▶ The problem
Write out the whole listing exactly as it stands.

── Records shown

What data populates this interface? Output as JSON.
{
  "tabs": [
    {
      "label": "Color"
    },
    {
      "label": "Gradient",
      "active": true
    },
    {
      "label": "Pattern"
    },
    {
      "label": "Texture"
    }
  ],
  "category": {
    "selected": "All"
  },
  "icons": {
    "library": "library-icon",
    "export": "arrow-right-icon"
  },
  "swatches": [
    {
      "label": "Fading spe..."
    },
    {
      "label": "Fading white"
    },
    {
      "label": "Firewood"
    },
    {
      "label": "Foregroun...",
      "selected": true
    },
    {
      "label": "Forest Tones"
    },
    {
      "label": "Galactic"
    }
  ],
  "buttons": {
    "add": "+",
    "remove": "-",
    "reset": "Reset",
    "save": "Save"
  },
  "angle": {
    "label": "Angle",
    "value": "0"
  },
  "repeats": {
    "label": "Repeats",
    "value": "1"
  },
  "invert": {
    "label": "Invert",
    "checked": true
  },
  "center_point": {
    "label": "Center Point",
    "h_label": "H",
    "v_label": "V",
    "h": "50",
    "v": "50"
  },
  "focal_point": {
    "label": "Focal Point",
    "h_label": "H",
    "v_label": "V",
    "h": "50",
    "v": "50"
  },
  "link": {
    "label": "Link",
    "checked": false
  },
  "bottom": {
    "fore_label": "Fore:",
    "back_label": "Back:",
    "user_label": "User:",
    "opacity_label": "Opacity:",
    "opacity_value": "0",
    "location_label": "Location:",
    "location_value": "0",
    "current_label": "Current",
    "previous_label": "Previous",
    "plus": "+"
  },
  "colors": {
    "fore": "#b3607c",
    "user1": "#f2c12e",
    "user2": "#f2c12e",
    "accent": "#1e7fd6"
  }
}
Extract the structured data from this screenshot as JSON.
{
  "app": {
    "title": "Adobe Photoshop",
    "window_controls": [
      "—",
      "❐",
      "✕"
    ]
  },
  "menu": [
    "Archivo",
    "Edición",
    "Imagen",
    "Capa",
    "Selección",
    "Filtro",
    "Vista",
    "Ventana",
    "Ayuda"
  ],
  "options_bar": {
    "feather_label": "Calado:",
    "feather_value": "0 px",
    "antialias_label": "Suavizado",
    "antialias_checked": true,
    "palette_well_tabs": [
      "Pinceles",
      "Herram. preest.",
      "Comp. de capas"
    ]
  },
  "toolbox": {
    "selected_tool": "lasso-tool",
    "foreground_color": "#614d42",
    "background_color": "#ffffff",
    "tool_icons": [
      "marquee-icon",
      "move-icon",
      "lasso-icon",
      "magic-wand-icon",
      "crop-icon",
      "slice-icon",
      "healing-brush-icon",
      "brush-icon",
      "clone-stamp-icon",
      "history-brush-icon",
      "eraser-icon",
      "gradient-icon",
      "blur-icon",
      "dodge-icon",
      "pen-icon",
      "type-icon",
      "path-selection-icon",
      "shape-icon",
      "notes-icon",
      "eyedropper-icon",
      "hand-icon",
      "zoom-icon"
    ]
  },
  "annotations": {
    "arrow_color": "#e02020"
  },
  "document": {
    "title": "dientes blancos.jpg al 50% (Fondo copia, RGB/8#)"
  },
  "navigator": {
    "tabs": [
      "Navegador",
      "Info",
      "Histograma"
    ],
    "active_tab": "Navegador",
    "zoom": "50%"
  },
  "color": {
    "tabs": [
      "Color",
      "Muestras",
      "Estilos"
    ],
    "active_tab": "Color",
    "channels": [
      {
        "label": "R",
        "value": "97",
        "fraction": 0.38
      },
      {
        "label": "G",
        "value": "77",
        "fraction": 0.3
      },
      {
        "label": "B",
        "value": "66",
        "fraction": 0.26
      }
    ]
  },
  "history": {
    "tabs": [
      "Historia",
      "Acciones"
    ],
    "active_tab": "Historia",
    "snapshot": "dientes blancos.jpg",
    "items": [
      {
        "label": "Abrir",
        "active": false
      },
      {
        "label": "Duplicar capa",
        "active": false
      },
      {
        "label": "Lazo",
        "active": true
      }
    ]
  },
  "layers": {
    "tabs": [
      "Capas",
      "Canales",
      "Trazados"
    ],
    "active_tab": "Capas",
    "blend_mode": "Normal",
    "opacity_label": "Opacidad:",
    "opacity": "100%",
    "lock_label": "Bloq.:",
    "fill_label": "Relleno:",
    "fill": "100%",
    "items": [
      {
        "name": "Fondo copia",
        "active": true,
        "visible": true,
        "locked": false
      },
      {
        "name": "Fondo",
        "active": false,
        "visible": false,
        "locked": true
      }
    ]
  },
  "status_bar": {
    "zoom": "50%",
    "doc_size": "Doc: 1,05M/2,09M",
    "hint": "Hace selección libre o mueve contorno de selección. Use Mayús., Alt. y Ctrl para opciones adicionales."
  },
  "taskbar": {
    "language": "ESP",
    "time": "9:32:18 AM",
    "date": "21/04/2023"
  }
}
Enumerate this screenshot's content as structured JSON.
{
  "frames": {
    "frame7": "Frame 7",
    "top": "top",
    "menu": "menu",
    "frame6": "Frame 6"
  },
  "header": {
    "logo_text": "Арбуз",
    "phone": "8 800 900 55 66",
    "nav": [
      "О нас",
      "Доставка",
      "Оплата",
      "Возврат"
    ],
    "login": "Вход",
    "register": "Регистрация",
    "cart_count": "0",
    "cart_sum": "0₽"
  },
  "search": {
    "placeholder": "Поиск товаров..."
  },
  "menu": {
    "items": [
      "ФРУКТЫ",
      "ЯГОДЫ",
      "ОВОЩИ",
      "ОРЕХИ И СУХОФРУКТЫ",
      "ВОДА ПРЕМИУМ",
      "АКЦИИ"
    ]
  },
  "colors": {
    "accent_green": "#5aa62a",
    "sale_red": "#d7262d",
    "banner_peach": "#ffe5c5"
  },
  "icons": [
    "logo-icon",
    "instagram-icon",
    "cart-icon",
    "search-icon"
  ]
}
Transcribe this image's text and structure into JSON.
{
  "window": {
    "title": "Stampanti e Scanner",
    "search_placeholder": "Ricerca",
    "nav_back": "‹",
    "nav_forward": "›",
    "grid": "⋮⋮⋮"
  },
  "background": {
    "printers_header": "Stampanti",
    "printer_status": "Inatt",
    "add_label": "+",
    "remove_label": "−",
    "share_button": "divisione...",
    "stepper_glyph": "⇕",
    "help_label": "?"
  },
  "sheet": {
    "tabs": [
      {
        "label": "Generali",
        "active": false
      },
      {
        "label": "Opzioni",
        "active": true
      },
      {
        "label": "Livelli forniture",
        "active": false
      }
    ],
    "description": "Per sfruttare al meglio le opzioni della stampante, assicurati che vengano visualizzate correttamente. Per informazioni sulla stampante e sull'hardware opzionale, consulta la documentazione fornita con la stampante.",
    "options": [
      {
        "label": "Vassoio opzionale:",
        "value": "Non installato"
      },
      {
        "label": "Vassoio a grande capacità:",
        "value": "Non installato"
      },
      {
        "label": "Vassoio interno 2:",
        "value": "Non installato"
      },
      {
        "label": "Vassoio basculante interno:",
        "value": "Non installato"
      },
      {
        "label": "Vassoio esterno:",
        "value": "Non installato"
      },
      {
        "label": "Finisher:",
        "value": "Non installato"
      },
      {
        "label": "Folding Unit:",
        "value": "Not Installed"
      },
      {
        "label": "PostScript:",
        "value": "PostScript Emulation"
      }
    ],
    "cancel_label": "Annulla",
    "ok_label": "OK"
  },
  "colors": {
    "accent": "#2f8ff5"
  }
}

────

▶ Correct output
What data populates this interface? Output as JSON.
{
  "tabs": [
    {
      "label": "Color"
    },
    {
      "label": "Gradient",
      "active": true
    },
    {
      "label": "Pattern"
    },
    {
      "label": "Texture"
    }
  ],
  "category": {
    "selected": "All"
  },
  "icons": {
    "library": "library-icon",
    "export": "arrow-right-icon"
  },
  "swatches": [
    {
      "label": "Fading spe..."
    },
    {
      "label": "Fading white"
    },
    {
      "label": "Firewood"
    },
    {
      "label": "Foregroun...",
      "selected": true
    },
    {
      "label": "Forest Tones"
    },
    {
      "label": "Galactic"
    }
  ],
  "buttons": {
    "add": "+",
    "remove": "-",
    "reset": "Reset",
    "save": "Save"
  },
  "angle": {
    "label": "Angle",
    "value": "0"
  },
  "repeats": {
    "label": "Repeats",
    "value": "1"
  },
  "invert": {
    "label": "Invert",
    "checked": true
  },
  "center_point": {
    "label": "Center Point",
    "h_label": "H",
    "v_label": "V",
    "h": "50",
    "v": "50"
  },
  "focal_point": {
    "label": "Focal Point",
    "h_label": "H",
    "v_label": "V",
    "h": "50",
    "v": "50"
  },
  "link": {
    "label": "Link",
    "checked": false
  },
  "bottom": {
    "fore_label": "Fore:",
    "back_label": "Back:",
    "user_label": "User:",
    "opacity_label": "Opacity:",
    "opacity_value": "0",
    "location_label": "Location:",
    "location_value": "0",
    "current_label": "Current",
    "previous_label": "Previous",
    "plus": "+"
  },
  "colors": {
    "fore": "#b3607c",
    "user1": "#f2c12e",
    "user2": "#f2c12e",
    "accent": "#1e7fd6"
  }
}
Extract the structured data from this screenshot as JSON.
{
  "app": {
    "title": "Adobe Photoshop",
    "window_controls": [
      "—",
      "❐",
      "✕"
    ]
  },
  "menu": [
    "Archivo",
    "Edición",
    "Imagen",
    "Capa",
    "Selección",
    "Filtro",
    "Vista",
    "Ventana",
    "Ayuda"
  ],
  "options_bar": {
    "feather_label": "Calado:",
    "feather_value": "0 px",
    "antialias_label": "Suavizado",
    "antialias_checked": true,
    "palette_well_tabs": [
      "Pinceles",
      "Herram. preest.",
      "Comp. de capas"
    ]
  },
  "toolbox": {
    "selected_tool": "lasso-tool",
    "foreground_color": "#614d42",
    "background_color": "#ffffff",
    "tool_icons": [
      "marquee-icon",
      "move-icon",
      "lasso-icon",
      "magic-wand-icon",
      "crop-icon",
      "slice-icon",
      "healing-brush-icon",
      "brush-icon",
      "clone-stamp-icon",
      "history-brush-icon",
      "eraser-icon",
      "gradient-icon",
      "blur-icon",
      "dodge-icon",
      "pen-icon",
      "type-icon",
      "path-selection-icon",
      "shape-icon",
      "notes-icon",
      "eyedropper-icon",
      "hand-icon",
      "zoom-icon"
    ]
  },
  "annotations": {
    "arrow_color": "#e02020"
  },
  "document": {
    "title": "dientes blancos.jpg al 50% (Fondo copia, RGB/8#)"
  },
  "navigator": {
    "tabs": [
      "Navegador",
      "Info",
      "Histograma"
    ],
    "active_tab": "Navegador",
    "zoom": "50%"
  },
  "color": {
    "tabs": [
      "Color",
      "Muestras",
      "Estilos"
    ],
    "active_tab": "Color",
    "channels": [
      {
        "label": "R",
        "value": "97",
        "fraction": 0.38
      },
      {
        "label": "G",
        "value": "77",
        "fraction": 0.3
      },
      {
        "label": "B",
        "value": "66",
        "fraction": 0.26
      }
    ]
  },
  "history": {
    "tabs": [
      "Historia",
      "Acciones"
    ],
    "active_tab": "Historia",
    "snapshot": "dientes blancos.jpg",
    "items": [
      {
        "label": "Abrir",
        "active": false
      },
      {
        "label": "Duplicar capa",
        "active": false
      },
      {
        "label": "Lazo",
        "active": true
      }
    ]
  },
  "layers": {
    "tabs": [
      "Capas",
      "Canales",
      "Trazados"
    ],
    "active_tab": "Capas",
    "blend_mode": "Normal",
    "opacity_label": "Opacidad:",
    "opacity": "100%",
    "lock_label": "Bloq.:",
    "fill_label": "Relleno:",
    "fill": "100%",
    "items": [
      {
        "name": "Fondo copia",
        "active": true,
        "visible": true,
        "locked": false
      },
      {
        "name": "Fondo",
        "active": false,
        "visible": false,
        "locked": true
      }
    ]
  },
  "status_bar": {
    "zoom": "50%",
    "doc_size": "Doc: 1,05M/2,09M",
    "hint": "Hace selección libre o mueve contorno de selección. Use Mayús., Alt. y Ctrl para opciones adicionales."
  },
  "taskbar": {
    "language": "ESP",
    "time": "9:32:18 AM",
    "date": "21/04/2023"
  }
}
Enumerate this screenshot's content as structured JSON.
{
  "frames": {
    "frame7": "Frame 7",
    "top": "top",
    "menu": "menu",
    "frame6": "Frame 6"
  },
  "header": {
    "logo_text": "Арбуз",
    "phone": "8 800 900 55 66",
    "nav": [
      "О нас",
      "Доставка",
      "Оплата",
      "Возврат"
    ],
    "login": "Вход",
    "register": "Регистрация",
    "cart_count": "0",
    "cart_sum": "0₽"
  },
  "search": {
    "placeholder": "Поиск товаров..."
  },
  "menu": {
    "items": [
      "ФРУКТЫ",
      "ЯГОДЫ",
      "ОВОЩИ",
      "ОРЕХИ И СУХОФРУКТЫ",
      "ВОДА ПРЕМИУМ",
      "АКЦИИ"
    ]
  },
  "colors": {
    "accent_green": "#5aa62a",
    "sale_red": "#d7262d",
    "banner_peach": "#ffe5c5"
  },
  "icons": [
    "logo-icon",
    "instagram-icon",
    "cart-icon",
    "search-icon"
  ]
}
Transcribe this image's text and structure into JSON.
{
  "window": {
    "title": "Stampanti e Scanner",
    "search_placeholder": "Ricerca",
    "nav_back": "‹",
    "nav_forward": "›",
    "grid": "⋮⋮⋮"
  },
  "background": {
    "printers_header": "Stampanti",
    "printer_status": "Inatt",
    "add_label": "+",
    "remove_label": "−",
    "share_button": "divisione...",
    "stepper_glyph": "⇕",
    "help_label": "?"
  },
  "sheet": {
    "tabs": [
      {
        "label": "Generali",
        "active": false
      },
      {
        "label": "Opzioni",
        "active": true
      },
      {
        "label": "Livelli forniture",
        "active": false
      }
    ],
    "description": "Per sfruttare al meglio le opzioni della stampante, assicurati che vengano visualizzate correttamente. Per informazioni sulla stampante e sull'hardware opzionale, consulta la documentazione fornita con la stampante.",
    "options": [
      {
        "label": "Vassoio opzionale:",
        "value": "Non installato"
      },
      {
        "label": "Vassoio a grande capacità:",
        "value": "Non installato"
      },
      {
        "label": "Vassoio interno 2:",
        "value": "Non installato"
      },
      {
        "label": "Vassoio basculante interno:",
        "value": "Non installato"
      },
      {
        "label": "Vassoio esterno:",
        "value": "Non installato"
      },
      {
        "label": "Finisher:",
        "value": "Non installato"
      },
      {
        "label": "Folding Unit:",
        "value": "Not Installed"
      },
      {
        "label": "PostScript:",
        "value": "PostScript Emulation"
      }
    ],
    "cancel_label": "Annulla",
    "ok_label": "OK"
  },
  "colors": {
    "accent": "#2f8ff5"
  }
}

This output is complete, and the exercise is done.